Brief — Look through the data for the string "JSON". Copy every line where it is found.

----------

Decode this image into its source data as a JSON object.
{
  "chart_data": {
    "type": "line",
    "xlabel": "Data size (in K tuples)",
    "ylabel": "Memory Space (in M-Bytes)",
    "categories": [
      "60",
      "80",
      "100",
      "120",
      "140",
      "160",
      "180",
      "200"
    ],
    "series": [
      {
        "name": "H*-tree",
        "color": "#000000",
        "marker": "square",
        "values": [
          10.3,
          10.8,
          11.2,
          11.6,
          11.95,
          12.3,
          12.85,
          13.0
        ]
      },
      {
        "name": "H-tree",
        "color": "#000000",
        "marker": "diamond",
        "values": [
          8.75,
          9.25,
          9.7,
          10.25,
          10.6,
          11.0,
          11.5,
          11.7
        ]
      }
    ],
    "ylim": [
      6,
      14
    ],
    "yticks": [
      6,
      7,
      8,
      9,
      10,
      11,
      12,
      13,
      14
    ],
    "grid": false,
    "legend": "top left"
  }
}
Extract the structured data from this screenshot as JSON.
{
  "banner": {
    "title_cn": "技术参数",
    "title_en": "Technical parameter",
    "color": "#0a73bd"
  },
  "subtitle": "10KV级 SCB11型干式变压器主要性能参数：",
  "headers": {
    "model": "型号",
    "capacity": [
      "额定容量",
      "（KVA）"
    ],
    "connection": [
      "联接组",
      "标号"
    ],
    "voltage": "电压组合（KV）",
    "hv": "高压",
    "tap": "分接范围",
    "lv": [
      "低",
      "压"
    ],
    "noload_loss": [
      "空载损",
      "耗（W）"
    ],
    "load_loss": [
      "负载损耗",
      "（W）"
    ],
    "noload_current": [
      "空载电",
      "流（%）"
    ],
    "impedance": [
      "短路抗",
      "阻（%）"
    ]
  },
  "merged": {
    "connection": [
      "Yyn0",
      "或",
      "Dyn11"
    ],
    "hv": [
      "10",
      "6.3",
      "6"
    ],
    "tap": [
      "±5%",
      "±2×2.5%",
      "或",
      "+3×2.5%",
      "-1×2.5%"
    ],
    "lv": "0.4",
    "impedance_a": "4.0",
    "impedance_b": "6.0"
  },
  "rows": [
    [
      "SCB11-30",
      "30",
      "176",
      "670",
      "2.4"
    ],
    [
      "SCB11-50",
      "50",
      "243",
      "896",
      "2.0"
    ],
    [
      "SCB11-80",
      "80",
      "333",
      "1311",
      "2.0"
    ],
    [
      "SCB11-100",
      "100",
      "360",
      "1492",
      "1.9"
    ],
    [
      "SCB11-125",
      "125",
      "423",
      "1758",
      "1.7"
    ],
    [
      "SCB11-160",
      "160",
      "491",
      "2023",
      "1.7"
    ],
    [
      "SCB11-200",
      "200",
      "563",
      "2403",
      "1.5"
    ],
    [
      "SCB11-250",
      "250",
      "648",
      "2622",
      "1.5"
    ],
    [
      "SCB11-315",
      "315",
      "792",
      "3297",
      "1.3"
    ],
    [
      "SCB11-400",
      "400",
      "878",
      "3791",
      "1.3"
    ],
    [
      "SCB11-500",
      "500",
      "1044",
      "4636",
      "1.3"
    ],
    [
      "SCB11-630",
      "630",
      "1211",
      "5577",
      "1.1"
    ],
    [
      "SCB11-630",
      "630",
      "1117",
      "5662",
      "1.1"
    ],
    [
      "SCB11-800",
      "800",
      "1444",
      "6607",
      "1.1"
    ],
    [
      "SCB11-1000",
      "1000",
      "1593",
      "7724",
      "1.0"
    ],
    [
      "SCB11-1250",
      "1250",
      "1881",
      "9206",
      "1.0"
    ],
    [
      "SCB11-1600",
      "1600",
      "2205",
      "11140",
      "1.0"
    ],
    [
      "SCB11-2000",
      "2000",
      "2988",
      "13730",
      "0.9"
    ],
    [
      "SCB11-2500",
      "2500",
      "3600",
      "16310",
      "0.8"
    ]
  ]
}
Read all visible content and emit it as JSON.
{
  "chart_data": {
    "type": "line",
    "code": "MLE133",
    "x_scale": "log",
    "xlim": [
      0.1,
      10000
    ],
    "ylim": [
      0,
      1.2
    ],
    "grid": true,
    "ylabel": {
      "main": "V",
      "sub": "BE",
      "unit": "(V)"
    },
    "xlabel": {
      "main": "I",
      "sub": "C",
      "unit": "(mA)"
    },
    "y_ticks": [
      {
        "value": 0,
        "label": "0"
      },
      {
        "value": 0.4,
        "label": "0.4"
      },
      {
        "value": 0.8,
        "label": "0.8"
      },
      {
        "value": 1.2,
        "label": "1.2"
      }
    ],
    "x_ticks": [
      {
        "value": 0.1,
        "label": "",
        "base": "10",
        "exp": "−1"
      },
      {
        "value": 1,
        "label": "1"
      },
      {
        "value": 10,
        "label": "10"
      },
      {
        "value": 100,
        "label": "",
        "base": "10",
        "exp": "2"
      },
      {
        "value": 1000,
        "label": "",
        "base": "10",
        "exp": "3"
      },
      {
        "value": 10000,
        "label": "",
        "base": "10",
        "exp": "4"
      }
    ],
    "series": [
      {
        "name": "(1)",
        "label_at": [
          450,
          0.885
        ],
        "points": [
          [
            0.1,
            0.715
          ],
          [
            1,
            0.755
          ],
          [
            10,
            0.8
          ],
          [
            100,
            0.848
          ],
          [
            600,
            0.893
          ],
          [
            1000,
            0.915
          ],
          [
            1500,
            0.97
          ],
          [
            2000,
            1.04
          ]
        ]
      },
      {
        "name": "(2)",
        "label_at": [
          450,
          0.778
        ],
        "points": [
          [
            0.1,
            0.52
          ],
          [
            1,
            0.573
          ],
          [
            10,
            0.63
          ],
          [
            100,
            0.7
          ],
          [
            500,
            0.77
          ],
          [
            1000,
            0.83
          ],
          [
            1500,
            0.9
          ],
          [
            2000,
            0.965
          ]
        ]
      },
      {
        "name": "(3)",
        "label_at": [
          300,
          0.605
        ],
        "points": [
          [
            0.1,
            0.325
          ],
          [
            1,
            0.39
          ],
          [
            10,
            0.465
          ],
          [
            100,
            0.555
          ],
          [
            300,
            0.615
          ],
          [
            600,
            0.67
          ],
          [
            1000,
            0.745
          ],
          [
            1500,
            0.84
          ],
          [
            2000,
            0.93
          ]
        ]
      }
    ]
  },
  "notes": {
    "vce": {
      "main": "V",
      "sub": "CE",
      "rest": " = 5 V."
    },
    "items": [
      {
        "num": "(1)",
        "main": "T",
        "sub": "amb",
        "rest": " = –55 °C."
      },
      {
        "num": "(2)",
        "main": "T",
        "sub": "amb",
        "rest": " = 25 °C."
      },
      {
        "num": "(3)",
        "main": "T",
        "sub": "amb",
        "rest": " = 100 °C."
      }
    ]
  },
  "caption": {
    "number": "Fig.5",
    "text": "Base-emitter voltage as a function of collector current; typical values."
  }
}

----------

In response —
Decode this image into its source data as a JSON object.
Extract the structured data from this screenshot as JSON.
Read all visible content and emit it as JSON.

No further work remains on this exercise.